▶ Records supplied
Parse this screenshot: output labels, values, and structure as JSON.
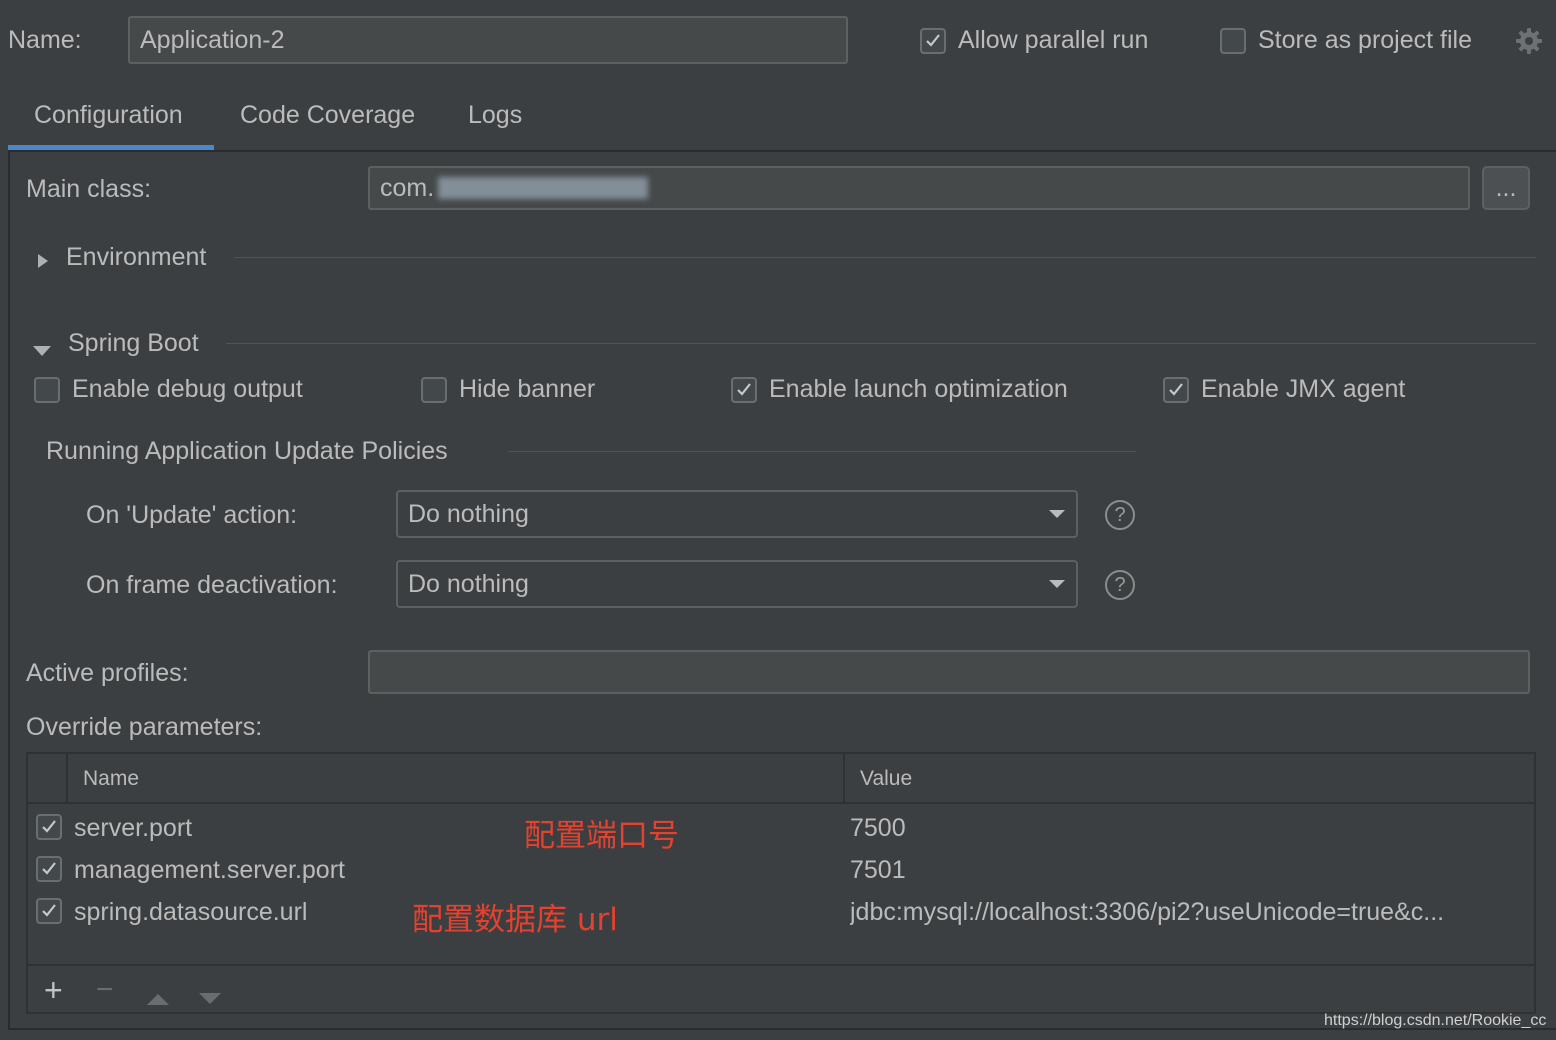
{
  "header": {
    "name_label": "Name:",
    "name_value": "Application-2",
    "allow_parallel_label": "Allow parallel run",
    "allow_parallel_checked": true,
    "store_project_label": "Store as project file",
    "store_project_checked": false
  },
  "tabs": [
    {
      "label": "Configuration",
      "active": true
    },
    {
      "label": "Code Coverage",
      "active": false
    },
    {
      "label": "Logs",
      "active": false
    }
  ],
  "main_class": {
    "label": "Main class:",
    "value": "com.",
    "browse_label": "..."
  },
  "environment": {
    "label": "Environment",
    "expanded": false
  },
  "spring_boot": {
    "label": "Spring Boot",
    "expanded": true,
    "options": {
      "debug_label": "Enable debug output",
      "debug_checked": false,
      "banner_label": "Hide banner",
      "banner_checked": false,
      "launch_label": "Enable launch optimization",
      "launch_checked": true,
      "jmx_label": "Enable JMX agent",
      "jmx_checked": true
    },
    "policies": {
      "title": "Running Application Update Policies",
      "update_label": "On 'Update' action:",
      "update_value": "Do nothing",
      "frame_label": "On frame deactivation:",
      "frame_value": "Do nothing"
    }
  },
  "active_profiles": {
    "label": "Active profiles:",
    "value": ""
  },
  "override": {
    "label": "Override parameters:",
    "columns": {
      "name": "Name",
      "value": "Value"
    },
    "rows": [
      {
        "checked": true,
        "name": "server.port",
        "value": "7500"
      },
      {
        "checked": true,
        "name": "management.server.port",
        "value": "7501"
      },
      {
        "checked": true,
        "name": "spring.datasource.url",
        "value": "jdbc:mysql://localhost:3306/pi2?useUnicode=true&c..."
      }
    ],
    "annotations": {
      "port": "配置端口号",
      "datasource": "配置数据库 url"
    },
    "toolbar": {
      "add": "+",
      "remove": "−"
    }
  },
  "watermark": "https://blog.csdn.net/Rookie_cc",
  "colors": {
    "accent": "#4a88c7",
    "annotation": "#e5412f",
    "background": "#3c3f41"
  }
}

▶ Given instruction
Copy out all the data without changing anything, and drop the pictures.

▶ Answer to the problem
Parse this screenshot: output labels, values, and structure as JSON.
{
  "header": {
    "name_label": "Name:",
    "name_value": "Application-2",
    "allow_parallel_label": "Allow parallel run",
    "allow_parallel_checked": true,
    "store_project_label": "Store as project file",
    "store_project_checked": false
  },
  "tabs": [
    {
      "label": "Configuration",
      "active": true
    },
    {
      "label": "Code Coverage",
      "active": false
    },
    {
      "label": "Logs",
      "active": false
    }
  ],
  "main_class": {
    "label": "Main class:",
    "value": "com.",
    "browse_label": "..."
  },
  "environment": {
    "label": "Environment",
    "expanded": false
  },
  "spring_boot": {
    "label": "Spring Boot",
    "expanded": true,
    "options": {
      "debug_label": "Enable debug output",
      "debug_checked": false,
      "banner_label": "Hide banner",
      "banner_checked": false,
      "launch_label": "Enable launch optimization",
      "launch_checked": true,
      "jmx_label": "Enable JMX agent",
      "jmx_checked": true
    },
    "policies": {
      "title": "Running Application Update Policies",
      "update_label": "On 'Update' action:",
      "update_value": "Do nothing",
      "frame_label": "On frame deactivation:",
      "frame_value": "Do nothing"
    }
  },
  "active_profiles": {
    "label": "Active profiles:",
    "value": ""
  },
  "override": {
    "label": "Override parameters:",
    "columns": {
      "name": "Name",
      "value": "Value"
    },
    "rows": [
      {
        "checked": true,
        "name": "server.port",
        "value": "7500"
      },
      {
        "checked": true,
        "name": "management.server.port",
        "value": "7501"
      },
      {
        "checked": true,
        "name": "spring.datasource.url",
        "value": "jdbc:mysql://localhost:3306/pi2?useUnicode=true&c..."
      }
    ],
    "annotations": {
      "port": "配置端口号",
      "datasource": "配置数据库 url"
    },
    "toolbar": {
      "add": "+",
      "remove": "−"
    }
  },
  "watermark": "https://blog.csdn.net/Rookie_cc",
  "colors": {
    "accent": "#4a88c7",
    "annotation": "#e5412f",
    "background": "#3c3f41"
  }
}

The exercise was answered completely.